(Records from a data collection)
========

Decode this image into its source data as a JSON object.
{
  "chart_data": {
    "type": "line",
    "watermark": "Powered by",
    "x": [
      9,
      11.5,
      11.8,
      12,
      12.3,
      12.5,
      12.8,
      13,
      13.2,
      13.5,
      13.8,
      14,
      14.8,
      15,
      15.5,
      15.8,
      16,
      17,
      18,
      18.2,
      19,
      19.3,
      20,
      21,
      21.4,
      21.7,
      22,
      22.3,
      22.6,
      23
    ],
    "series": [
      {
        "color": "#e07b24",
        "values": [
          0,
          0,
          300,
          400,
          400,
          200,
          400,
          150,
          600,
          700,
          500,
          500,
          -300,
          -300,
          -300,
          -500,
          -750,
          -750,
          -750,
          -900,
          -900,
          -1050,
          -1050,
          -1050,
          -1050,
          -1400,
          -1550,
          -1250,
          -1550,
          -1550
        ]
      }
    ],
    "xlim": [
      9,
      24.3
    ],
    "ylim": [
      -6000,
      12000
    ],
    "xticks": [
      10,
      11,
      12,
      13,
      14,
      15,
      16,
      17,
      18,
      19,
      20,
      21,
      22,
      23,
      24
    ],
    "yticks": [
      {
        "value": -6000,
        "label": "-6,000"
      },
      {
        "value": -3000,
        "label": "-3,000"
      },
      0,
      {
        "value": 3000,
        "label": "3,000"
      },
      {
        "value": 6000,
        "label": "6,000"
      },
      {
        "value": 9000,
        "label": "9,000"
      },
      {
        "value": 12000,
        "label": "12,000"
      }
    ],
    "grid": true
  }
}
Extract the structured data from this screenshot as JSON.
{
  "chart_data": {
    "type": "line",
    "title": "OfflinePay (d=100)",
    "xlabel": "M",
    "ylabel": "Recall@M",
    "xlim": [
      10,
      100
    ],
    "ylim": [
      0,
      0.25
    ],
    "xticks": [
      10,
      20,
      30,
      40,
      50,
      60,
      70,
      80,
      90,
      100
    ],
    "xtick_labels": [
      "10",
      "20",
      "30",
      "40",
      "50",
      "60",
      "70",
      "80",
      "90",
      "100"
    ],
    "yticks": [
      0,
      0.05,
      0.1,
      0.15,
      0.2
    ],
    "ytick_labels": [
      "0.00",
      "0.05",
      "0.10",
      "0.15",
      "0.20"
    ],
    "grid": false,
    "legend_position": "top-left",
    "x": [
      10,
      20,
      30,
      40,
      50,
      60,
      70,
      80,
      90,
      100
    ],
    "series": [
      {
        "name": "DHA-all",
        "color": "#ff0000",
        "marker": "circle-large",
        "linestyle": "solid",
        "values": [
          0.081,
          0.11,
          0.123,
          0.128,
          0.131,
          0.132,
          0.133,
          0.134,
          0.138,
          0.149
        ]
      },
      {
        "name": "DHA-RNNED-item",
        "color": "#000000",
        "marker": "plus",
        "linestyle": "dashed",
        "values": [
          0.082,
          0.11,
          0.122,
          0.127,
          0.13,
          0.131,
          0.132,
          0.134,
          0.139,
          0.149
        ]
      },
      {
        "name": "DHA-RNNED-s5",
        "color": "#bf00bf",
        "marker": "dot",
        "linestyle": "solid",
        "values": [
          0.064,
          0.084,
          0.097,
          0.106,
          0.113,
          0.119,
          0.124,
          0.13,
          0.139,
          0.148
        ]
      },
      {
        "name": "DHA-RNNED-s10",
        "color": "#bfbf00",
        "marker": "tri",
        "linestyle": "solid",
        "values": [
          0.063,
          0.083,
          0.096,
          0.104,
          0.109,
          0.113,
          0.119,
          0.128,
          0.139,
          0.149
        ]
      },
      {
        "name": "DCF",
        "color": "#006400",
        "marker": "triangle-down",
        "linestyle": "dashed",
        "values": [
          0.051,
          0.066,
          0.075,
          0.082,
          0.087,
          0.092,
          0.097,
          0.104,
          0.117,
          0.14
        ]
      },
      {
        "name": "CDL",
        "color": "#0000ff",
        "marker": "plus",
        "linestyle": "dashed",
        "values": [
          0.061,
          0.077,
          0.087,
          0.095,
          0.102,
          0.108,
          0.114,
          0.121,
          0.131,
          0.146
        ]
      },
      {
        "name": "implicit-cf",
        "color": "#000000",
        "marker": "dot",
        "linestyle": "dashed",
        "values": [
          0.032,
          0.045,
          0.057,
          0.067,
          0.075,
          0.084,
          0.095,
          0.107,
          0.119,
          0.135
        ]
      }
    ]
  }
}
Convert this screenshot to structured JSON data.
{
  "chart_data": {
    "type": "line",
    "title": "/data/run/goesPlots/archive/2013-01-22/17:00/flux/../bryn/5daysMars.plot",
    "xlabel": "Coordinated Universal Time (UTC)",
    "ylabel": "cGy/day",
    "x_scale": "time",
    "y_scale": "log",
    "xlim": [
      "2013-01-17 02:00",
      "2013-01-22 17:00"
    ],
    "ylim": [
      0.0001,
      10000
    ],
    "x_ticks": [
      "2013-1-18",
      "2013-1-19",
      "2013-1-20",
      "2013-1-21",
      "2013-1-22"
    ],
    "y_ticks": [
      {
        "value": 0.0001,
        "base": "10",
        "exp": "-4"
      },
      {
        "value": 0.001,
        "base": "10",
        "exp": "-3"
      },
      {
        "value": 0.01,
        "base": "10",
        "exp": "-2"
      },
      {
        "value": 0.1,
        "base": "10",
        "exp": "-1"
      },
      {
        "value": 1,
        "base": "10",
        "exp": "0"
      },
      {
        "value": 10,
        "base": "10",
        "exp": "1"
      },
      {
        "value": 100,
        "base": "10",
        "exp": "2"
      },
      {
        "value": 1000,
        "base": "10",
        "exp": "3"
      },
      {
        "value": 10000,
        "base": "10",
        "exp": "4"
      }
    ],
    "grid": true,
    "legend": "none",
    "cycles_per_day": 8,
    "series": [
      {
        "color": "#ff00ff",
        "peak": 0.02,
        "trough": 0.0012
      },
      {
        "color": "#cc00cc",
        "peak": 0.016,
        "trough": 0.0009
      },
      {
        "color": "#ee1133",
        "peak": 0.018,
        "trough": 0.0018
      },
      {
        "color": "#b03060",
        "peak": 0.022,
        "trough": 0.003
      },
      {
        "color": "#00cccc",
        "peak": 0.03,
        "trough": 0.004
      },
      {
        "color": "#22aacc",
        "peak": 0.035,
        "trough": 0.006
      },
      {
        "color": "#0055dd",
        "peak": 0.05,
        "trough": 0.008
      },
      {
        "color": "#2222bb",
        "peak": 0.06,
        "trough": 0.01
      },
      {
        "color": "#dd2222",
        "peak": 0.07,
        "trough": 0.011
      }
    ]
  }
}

========

:: Directions for this task ::
Copy each entry exactly, with nothing added or dropped.

:: Written response ::
Decode this image into its source data as a JSON object.
{
  "chart_data": {
    "type": "line",
    "watermark": "Powered by",
    "x": [
      9,
      11.5,
      11.8,
      12,
      12.3,
      12.5,
      12.8,
      13,
      13.2,
      13.5,
      13.8,
      14,
      14.8,
      15,
      15.5,
      15.8,
      16,
      17,
      18,
      18.2,
      19,
      19.3,
      20,
      21,
      21.4,
      21.7,
      22,
      22.3,
      22.6,
      23
    ],
    "series": [
      {
        "color": "#e07b24",
        "values": [
          0,
          0,
          300,
          400,
          400,
          200,
          400,
          150,
          600,
          700,
          500,
          500,
          -300,
          -300,
          -300,
          -500,
          -750,
          -750,
          -750,
          -900,
          -900,
          -1050,
          -1050,
          -1050,
          -1050,
          -1400,
          -1550,
          -1250,
          -1550,
          -1550
        ]
      }
    ],
    "xlim": [
      9,
      24.3
    ],
    "ylim": [
      -6000,
      12000
    ],
    "xticks": [
      10,
      11,
      12,
      13,
      14,
      15,
      16,
      17,
      18,
      19,
      20,
      21,
      22,
      23,
      24
    ],
    "yticks": [
      {
        "value": -6000,
        "label": "-6,000"
      },
      {
        "value": -3000,
        "label": "-3,000"
      },
      0,
      {
        "value": 3000,
        "label": "3,000"
      },
      {
        "value": 6000,
        "label": "6,000"
      },
      {
        "value": 9000,
        "label": "9,000"
      },
      {
        "value": 12000,
        "label": "12,000"
      }
    ],
    "grid": true
  }
}
Extract the structured data from this screenshot as JSON.
{
  "chart_data": {
    "type": "line",
    "title": "OfflinePay (d=100)",
    "xlabel": "M",
    "ylabel": "Recall@M",
    "xlim": [
      10,
      100
    ],
    "ylim": [
      0,
      0.25
    ],
    "xticks": [
      10,
      20,
      30,
      40,
      50,
      60,
      70,
      80,
      90,
      100
    ],
    "xtick_labels": [
      "10",
      "20",
      "30",
      "40",
      "50",
      "60",
      "70",
      "80",
      "90",
      "100"
    ],
    "yticks": [
      0,
      0.05,
      0.1,
      0.15,
      0.2
    ],
    "ytick_labels": [
      "0.00",
      "0.05",
      "0.10",
      "0.15",
      "0.20"
    ],
    "grid": false,
    "legend_position": "top-left",
    "x": [
      10,
      20,
      30,
      40,
      50,
      60,
      70,
      80,
      90,
      100
    ],
    "series": [
      {
        "name": "DHA-all",
        "color": "#ff0000",
        "marker": "circle-large",
        "linestyle": "solid",
        "values": [
          0.081,
          0.11,
          0.123,
          0.128,
          0.131,
          0.132,
          0.133,
          0.134,
          0.138,
          0.149
        ]
      },
      {
        "name": "DHA-RNNED-item",
        "color": "#000000",
        "marker": "plus",
        "linestyle": "dashed",
        "values": [
          0.082,
          0.11,
          0.122,
          0.127,
          0.13,
          0.131,
          0.132,
          0.134,
          0.139,
          0.149
        ]
      },
      {
        "name": "DHA-RNNED-s5",
        "color": "#bf00bf",
        "marker": "dot",
        "linestyle": "solid",
        "values": [
          0.064,
          0.084,
          0.097,
          0.106,
          0.113,
          0.119,
          0.124,
          0.13,
          0.139,
          0.148
        ]
      },
      {
        "name": "DHA-RNNED-s10",
        "color": "#bfbf00",
        "marker": "tri",
        "linestyle": "solid",
        "values": [
          0.063,
          0.083,
          0.096,
          0.104,
          0.109,
          0.113,
          0.119,
          0.128,
          0.139,
          0.149
        ]
      },
      {
        "name": "DCF",
        "color": "#006400",
        "marker": "triangle-down",
        "linestyle": "dashed",
        "values": [
          0.051,
          0.066,
          0.075,
          0.082,
          0.087,
          0.092,
          0.097,
          0.104,
          0.117,
          0.14
        ]
      },
      {
        "name": "CDL",
        "color": "#0000ff",
        "marker": "plus",
        "linestyle": "dashed",
        "values": [
          0.061,
          0.077,
          0.087,
          0.095,
          0.102,
          0.108,
          0.114,
          0.121,
          0.131,
          0.146
        ]
      },
      {
        "name": "implicit-cf",
        "color": "#000000",
        "marker": "dot",
        "linestyle": "dashed",
        "values": [
          0.032,
          0.045,
          0.057,
          0.067,
          0.075,
          0.084,
          0.095,
          0.107,
          0.119,
          0.135
        ]
      }
    ]
  }
}
Convert this screenshot to structured JSON data.
{
  "chart_data": {
    "type": "line",
    "title": "/data/run/goesPlots/archive/2013-01-22/17:00/flux/../bryn/5daysMars.plot",
    "xlabel": "Coordinated Universal Time (UTC)",
    "ylabel": "cGy/day",
    "x_scale": "time",
    "y_scale": "log",
    "xlim": [
      "2013-01-17 02:00",
      "2013-01-22 17:00"
    ],
    "ylim": [
      0.0001,
      10000
    ],
    "x_ticks": [
      "2013-1-18",
      "2013-1-19",
      "2013-1-20",
      "2013-1-21",
      "2013-1-22"
    ],
    "y_ticks": [
      {
        "value": 0.0001,
        "base": "10",
        "exp": "-4"
      },
      {
        "value": 0.001,
        "base": "10",
        "exp": "-3"
      },
      {
        "value": 0.01,
        "base": "10",
        "exp": "-2"
      },
      {
        "value": 0.1,
        "base": "10",
        "exp": "-1"
      },
      {
        "value": 1,
        "base": "10",
        "exp": "0"
      },
      {
        "value": 10,
        "base": "10",
        "exp": "1"
      },
      {
        "value": 100,
        "base": "10",
        "exp": "2"
      },
      {
        "value": 1000,
        "base": "10",
        "exp": "3"
      },
      {
        "value": 10000,
        "base": "10",
        "exp": "4"
      }
    ],
    "grid": true,
    "legend": "none",
    "cycles_per_day": 8,
    "series": [
      {
        "color": "#ff00ff",
        "peak": 0.02,
        "trough": 0.0012
      },
      {
        "color": "#cc00cc",
        "peak": 0.016,
        "trough": 0.0009
      },
      {
        "color": "#ee1133",
        "peak": 0.018,
        "trough": 0.0018
      },
      {
        "color": "#b03060",
        "peak": 0.022,
        "trough": 0.003
      },
      {
        "color": "#00cccc",
        "peak": 0.03,
        "trough": 0.004
      },
      {
        "color": "#22aacc",
        "peak": 0.035,
        "trough": 0.006
      },
      {
        "color": "#0055dd",
        "peak": 0.05,
        "trough": 0.008
      },
      {
        "color": "#2222bb",
        "peak": 0.06,
        "trough": 0.01
      },
      {
        "color": "#dd2222",
        "peak": 0.07,
        "trough": 0.011
      }
    ]
  }
}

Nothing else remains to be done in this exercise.